[Dataset excerpt]
>>>
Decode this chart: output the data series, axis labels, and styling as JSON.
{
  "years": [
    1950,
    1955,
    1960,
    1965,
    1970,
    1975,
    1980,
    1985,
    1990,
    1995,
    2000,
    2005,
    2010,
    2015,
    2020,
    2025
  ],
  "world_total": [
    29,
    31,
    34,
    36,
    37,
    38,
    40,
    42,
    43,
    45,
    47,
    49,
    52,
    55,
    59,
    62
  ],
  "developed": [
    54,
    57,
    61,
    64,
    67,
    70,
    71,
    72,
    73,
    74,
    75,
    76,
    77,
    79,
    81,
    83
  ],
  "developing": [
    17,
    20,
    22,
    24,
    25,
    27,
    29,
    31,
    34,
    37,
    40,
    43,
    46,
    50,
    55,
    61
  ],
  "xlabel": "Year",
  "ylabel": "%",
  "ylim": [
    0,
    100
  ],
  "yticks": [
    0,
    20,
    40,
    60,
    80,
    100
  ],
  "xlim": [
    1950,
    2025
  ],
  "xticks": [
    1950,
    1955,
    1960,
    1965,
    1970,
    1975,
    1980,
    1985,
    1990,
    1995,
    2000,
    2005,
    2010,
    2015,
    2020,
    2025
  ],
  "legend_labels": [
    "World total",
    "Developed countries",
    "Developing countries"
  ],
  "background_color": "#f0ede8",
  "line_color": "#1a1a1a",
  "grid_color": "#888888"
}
<<<
__Given task__:
Restate the records, all of them, precisely as written.

__Solved problem__:
Decode this chart: output the data series, axis labels, and styling as JSON.
{
  "years": [
    1950,
    1955,
    1960,
    1965,
    1970,
    1975,
    1980,
    1985,
    1990,
    1995,
    2000,
    2005,
    2010,
    2015,
    2020,
    2025
  ],
  "world_total": [
    29,
    31,
    34,
    36,
    37,
    38,
    40,
    42,
    43,
    45,
    47,
    49,
    52,
    55,
    59,
    62
  ],
  "developed": [
    54,
    57,
    61,
    64,
    67,
    70,
    71,
    72,
    73,
    74,
    75,
    76,
    77,
    79,
    81,
    83
  ],
  "developing": [
    17,
    20,
    22,
    24,
    25,
    27,
    29,
    31,
    34,
    37,
    40,
    43,
    46,
    50,
    55,
    61
  ],
  "xlabel": "Year",
  "ylabel": "%",
  "ylim": [
    0,
    100
  ],
  "yticks": [
    0,
    20,
    40,
    60,
    80,
    100
  ],
  "xlim": [
    1950,
    2025
  ],
  "xticks": [
    1950,
    1955,
    1960,
    1965,
    1970,
    1975,
    1980,
    1985,
    1990,
    1995,
    2000,
    2005,
    2010,
    2015,
    2020,
    2025
  ],
  "legend_labels": [
    "World total",
    "Developed countries",
    "Developing countries"
  ],
  "background_color": "#f0ede8",
  "line_color": "#1a1a1a",
  "grid_color": "#888888"
}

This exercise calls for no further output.